▶ _Exercise directions_
What is the count of lines in the listing below that hold the string "color"? Reply with that number alone.

-- Dataset records start --

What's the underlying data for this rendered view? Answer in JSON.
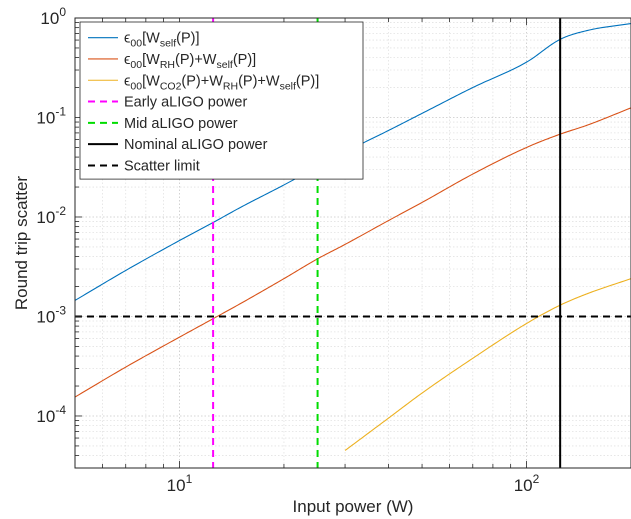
{
  "chart_data": {
    "type": "line",
    "xlabel": "Input power (W)",
    "ylabel": "Round trip scatter",
    "xscale": "log",
    "yscale": "log",
    "xlim": [
      5,
      200
    ],
    "ylim": [
      3e-05,
      1
    ],
    "grid": true,
    "legend_location": "top-left",
    "x_ticks": [
      {
        "value": 10,
        "base": "10",
        "exp": "1"
      },
      {
        "value": 100,
        "base": "10",
        "exp": "2"
      }
    ],
    "y_ticks": [
      {
        "value": 1,
        "base": "10",
        "exp": "0"
      },
      {
        "value": 0.1,
        "base": "10",
        "exp": "-1"
      },
      {
        "value": 0.01,
        "base": "10",
        "exp": "-2"
      },
      {
        "value": 0.001,
        "base": "10",
        "exp": "-3"
      },
      {
        "value": 0.0001,
        "base": "10",
        "exp": "-4"
      }
    ],
    "series": [
      {
        "label_parts": [
          [
            "ϵ",
            ""
          ],
          [
            "00",
            "sub"
          ],
          [
            "[W",
            ""
          ],
          [
            "self",
            "sub"
          ],
          [
            "(P)]",
            ""
          ]
        ],
        "color": "#0072BD",
        "style": "solid",
        "x": [
          5,
          7,
          10,
          12.5,
          15,
          20,
          25,
          30,
          40,
          50,
          70,
          100,
          125,
          150,
          200
        ],
        "y": [
          0.00145,
          0.0029,
          0.0058,
          0.0088,
          0.0125,
          0.021,
          0.032,
          0.045,
          0.074,
          0.11,
          0.2,
          0.36,
          0.61,
          0.75,
          0.88
        ]
      },
      {
        "label_parts": [
          [
            "ϵ",
            ""
          ],
          [
            "00",
            "sub"
          ],
          [
            "[W",
            ""
          ],
          [
            "RH",
            "sub"
          ],
          [
            "(P)+W",
            ""
          ],
          [
            "self",
            "sub"
          ],
          [
            "(P)]",
            ""
          ]
        ],
        "color": "#D95319",
        "style": "solid",
        "x": [
          5,
          7,
          10,
          12.5,
          15,
          20,
          25,
          30,
          40,
          50,
          70,
          100,
          125,
          150,
          200
        ],
        "y": [
          0.000155,
          0.00031,
          0.00062,
          0.00095,
          0.00135,
          0.0024,
          0.0038,
          0.0053,
          0.0092,
          0.014,
          0.027,
          0.05,
          0.068,
          0.084,
          0.125
        ]
      },
      {
        "label_parts": [
          [
            "ϵ",
            ""
          ],
          [
            "00",
            "sub"
          ],
          [
            "[W",
            ""
          ],
          [
            "CO2",
            "sub"
          ],
          [
            "(P)+W",
            ""
          ],
          [
            "RH",
            "sub"
          ],
          [
            "(P)+W",
            ""
          ],
          [
            "self",
            "sub"
          ],
          [
            "(P)]",
            ""
          ]
        ],
        "color": "#EDB120",
        "style": "solid",
        "x": [
          30,
          40,
          50,
          70,
          100,
          125,
          150,
          200
        ],
        "y": [
          4.5e-05,
          9.5e-05,
          0.00017,
          0.00038,
          0.00085,
          0.0013,
          0.0017,
          0.0024
        ]
      },
      {
        "label": "Early aLIGO power",
        "color": "#FF00FF",
        "style": "dashed",
        "vertical_x": 12.5
      },
      {
        "label": "Mid aLIGO power",
        "color": "#00DD00",
        "style": "dashed",
        "vertical_x": 25
      },
      {
        "label": "Nominal aLIGO power",
        "color": "#000000",
        "style": "solid",
        "vertical_x": 125
      },
      {
        "label": "Scatter limit",
        "color": "#000000",
        "style": "dashed",
        "horizontal_y": 0.001
      }
    ]
  }
}
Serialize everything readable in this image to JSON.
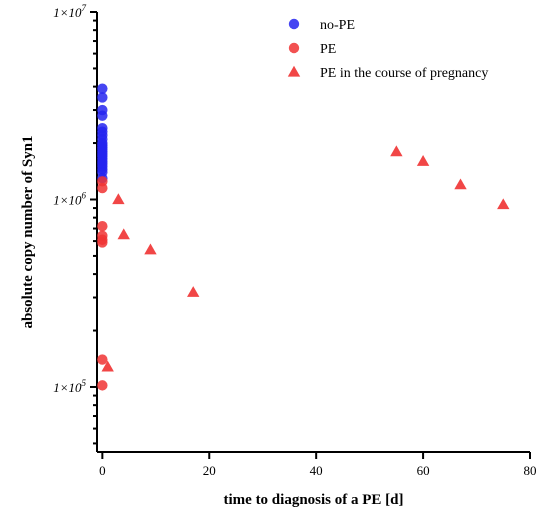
{
  "chart_data": {
    "type": "scatter",
    "title": "",
    "xlabel": "time to diagnosis of a PE [d]",
    "ylabel": "absolute copy number of Syn1",
    "xlim": [
      -1,
      80
    ],
    "ylim": [
      45000,
      10000000
    ],
    "y_scale": "log",
    "x_ticks": [
      0,
      20,
      40,
      60,
      80
    ],
    "x_tick_labels": [
      "0",
      "20",
      "40",
      "60",
      "80"
    ],
    "y_ticks": [
      100000,
      1000000,
      10000000
    ],
    "y_tick_labels": [
      {
        "base": "1×10",
        "exp": "5"
      },
      {
        "base": "1×10",
        "exp": "6"
      },
      {
        "base": "1×10",
        "exp": "7"
      }
    ],
    "grid": false,
    "legend_position": "top-right",
    "series": [
      {
        "name": "no-PE",
        "marker": "circle",
        "color": "#2424f0",
        "x": [
          0,
          0,
          0,
          0,
          0,
          0,
          0,
          0,
          0,
          0,
          0,
          0,
          0,
          0,
          0,
          0,
          0,
          0,
          0,
          0,
          0,
          0
        ],
        "y": [
          3900000,
          3500000,
          3000000,
          2800000,
          2400000,
          2300000,
          2200000,
          2100000,
          2000000,
          1950000,
          1900000,
          1850000,
          1800000,
          1750000,
          1700000,
          1650000,
          1600000,
          1550000,
          1500000,
          1450000,
          1400000,
          1300000
        ]
      },
      {
        "name": "PE",
        "marker": "circle",
        "color": "#f03232",
        "x": [
          0,
          0,
          0,
          0,
          0,
          0,
          0,
          0
        ],
        "y": [
          1250000,
          1150000,
          720000,
          640000,
          610000,
          590000,
          140000,
          102000
        ]
      },
      {
        "name": "PE in the course of pregnancy",
        "marker": "triangle",
        "color": "#f03232",
        "x": [
          1,
          3,
          4,
          9,
          17,
          55,
          60,
          67,
          75
        ],
        "y": [
          128000,
          1000000,
          650000,
          540000,
          320000,
          1800000,
          1600000,
          1200000,
          940000
        ]
      }
    ]
  }
}
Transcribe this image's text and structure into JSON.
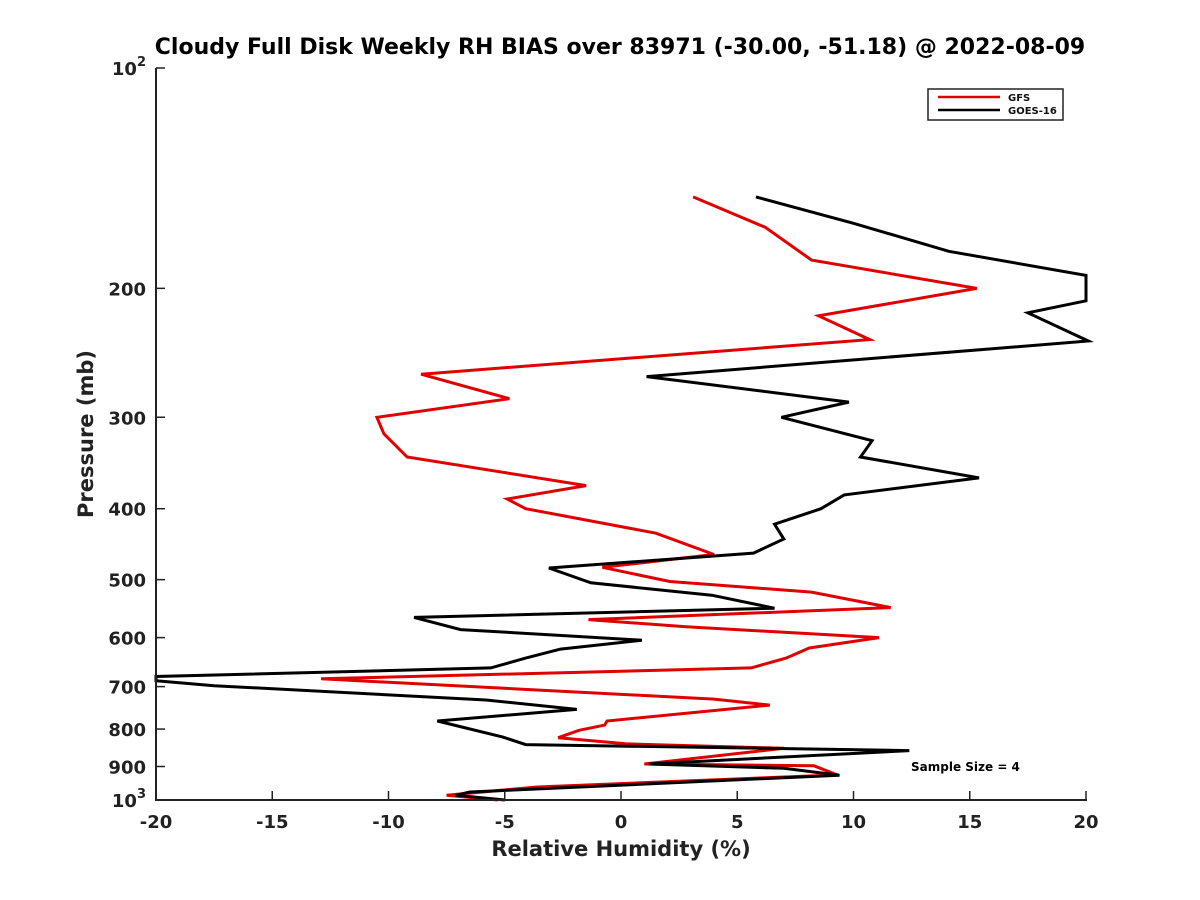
{
  "chart_data": {
    "type": "line",
    "title": "Cloudy Full Disk Weekly RH BIAS over 83971 (-30.00, -51.18) @ 2022-08-09",
    "xlabel": "Relative Humidity (%)",
    "ylabel": "Pressure (mb)",
    "xlim": [
      -20,
      20
    ],
    "ylim": [
      100,
      1000
    ],
    "y_scale": "log",
    "y_reversed": true,
    "grid": false,
    "legend_position": "top-right",
    "x_ticks": [
      -20,
      -15,
      -10,
      -5,
      0,
      5,
      10,
      15,
      20
    ],
    "x_tick_labels": [
      "-20",
      "-15",
      "-10",
      "-5",
      "0",
      "5",
      "10",
      "15",
      "20"
    ],
    "y_ticks": [
      100,
      200,
      300,
      400,
      500,
      600,
      700,
      800,
      900,
      1000
    ],
    "y_tick_labels": [
      {
        "base": "10",
        "sup": "2"
      },
      {
        "base": "200",
        "sup": ""
      },
      {
        "base": "300",
        "sup": ""
      },
      {
        "base": "400",
        "sup": ""
      },
      {
        "base": "500",
        "sup": ""
      },
      {
        "base": "600",
        "sup": ""
      },
      {
        "base": "700",
        "sup": ""
      },
      {
        "base": "800",
        "sup": ""
      },
      {
        "base": "900",
        "sup": ""
      },
      {
        "base": "10",
        "sup": "3"
      }
    ],
    "annotation": "Sample Size = 4",
    "series": [
      {
        "name": "GFS",
        "color": "#e00000",
        "points": [
          {
            "x": 3.1,
            "y": 150
          },
          {
            "x": 6.2,
            "y": 165
          },
          {
            "x": 8.2,
            "y": 183
          },
          {
            "x": 15.3,
            "y": 200
          },
          {
            "x": 8.5,
            "y": 218
          },
          {
            "x": 10.7,
            "y": 235
          },
          {
            "x": -8.6,
            "y": 262
          },
          {
            "x": -4.8,
            "y": 283
          },
          {
            "x": -10.5,
            "y": 300
          },
          {
            "x": -10.2,
            "y": 316
          },
          {
            "x": -9.2,
            "y": 340
          },
          {
            "x": -1.5,
            "y": 372
          },
          {
            "x": -4.9,
            "y": 388
          },
          {
            "x": -4.1,
            "y": 400
          },
          {
            "x": 1.5,
            "y": 432
          },
          {
            "x": 4.0,
            "y": 462
          },
          {
            "x": -0.8,
            "y": 481
          },
          {
            "x": 2.1,
            "y": 503
          },
          {
            "x": 8.2,
            "y": 520
          },
          {
            "x": 11.6,
            "y": 546
          },
          {
            "x": -1.4,
            "y": 567
          },
          {
            "x": 2.8,
            "y": 580
          },
          {
            "x": 11.1,
            "y": 600
          },
          {
            "x": 8.1,
            "y": 620
          },
          {
            "x": 7.1,
            "y": 640
          },
          {
            "x": 5.6,
            "y": 660
          },
          {
            "x": -12.9,
            "y": 683
          },
          {
            "x": 4.0,
            "y": 728
          },
          {
            "x": 6.4,
            "y": 742
          },
          {
            "x": -0.6,
            "y": 780
          },
          {
            "x": -0.7,
            "y": 790
          },
          {
            "x": -1.8,
            "y": 803
          },
          {
            "x": -2.7,
            "y": 822
          },
          {
            "x": 0.2,
            "y": 838
          },
          {
            "x": 7.0,
            "y": 850
          },
          {
            "x": 1.0,
            "y": 893
          },
          {
            "x": 8.3,
            "y": 898
          },
          {
            "x": 9.3,
            "y": 924
          },
          {
            "x": -3.6,
            "y": 960
          },
          {
            "x": -7.5,
            "y": 985
          },
          {
            "x": -5.3,
            "y": 1000
          }
        ]
      },
      {
        "name": "GOES-16",
        "color": "#000000",
        "points": [
          {
            "x": 5.8,
            "y": 150
          },
          {
            "x": 10.0,
            "y": 163
          },
          {
            "x": 14.1,
            "y": 178
          },
          {
            "x": 20.0,
            "y": 192
          },
          {
            "x": 20.0,
            "y": 208
          },
          {
            "x": 17.5,
            "y": 216
          },
          {
            "x": 20.1,
            "y": 236
          },
          {
            "x": 1.1,
            "y": 264
          },
          {
            "x": 9.8,
            "y": 286
          },
          {
            "x": 6.9,
            "y": 300
          },
          {
            "x": 10.8,
            "y": 323
          },
          {
            "x": 10.3,
            "y": 340
          },
          {
            "x": 15.4,
            "y": 363
          },
          {
            "x": 9.6,
            "y": 383
          },
          {
            "x": 8.6,
            "y": 400
          },
          {
            "x": 6.6,
            "y": 420
          },
          {
            "x": 7.0,
            "y": 440
          },
          {
            "x": 5.7,
            "y": 460
          },
          {
            "x": -3.1,
            "y": 482
          },
          {
            "x": -1.3,
            "y": 505
          },
          {
            "x": 3.9,
            "y": 525
          },
          {
            "x": 6.6,
            "y": 547
          },
          {
            "x": -8.9,
            "y": 563
          },
          {
            "x": -6.9,
            "y": 585
          },
          {
            "x": 0.9,
            "y": 605
          },
          {
            "x": -2.6,
            "y": 622
          },
          {
            "x": -4.1,
            "y": 640
          },
          {
            "x": -5.6,
            "y": 660
          },
          {
            "x": -20.0,
            "y": 678
          },
          {
            "x": -20.0,
            "y": 687
          },
          {
            "x": -17.5,
            "y": 698
          },
          {
            "x": -5.8,
            "y": 730
          },
          {
            "x": -1.9,
            "y": 752
          },
          {
            "x": -7.9,
            "y": 780
          },
          {
            "x": -5.1,
            "y": 820
          },
          {
            "x": -4.1,
            "y": 840
          },
          {
            "x": 12.4,
            "y": 856
          },
          {
            "x": 1.2,
            "y": 893
          },
          {
            "x": 7.0,
            "y": 905
          },
          {
            "x": 9.4,
            "y": 925
          },
          {
            "x": -6.5,
            "y": 975
          },
          {
            "x": -7.1,
            "y": 985
          },
          {
            "x": -5.0,
            "y": 1000
          }
        ]
      }
    ]
  }
}
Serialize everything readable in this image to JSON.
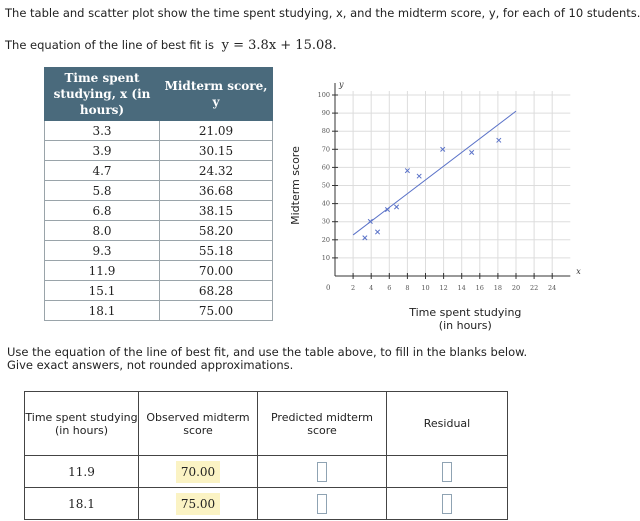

-- Dataset records end --

▶ _Answer to the exercise_
12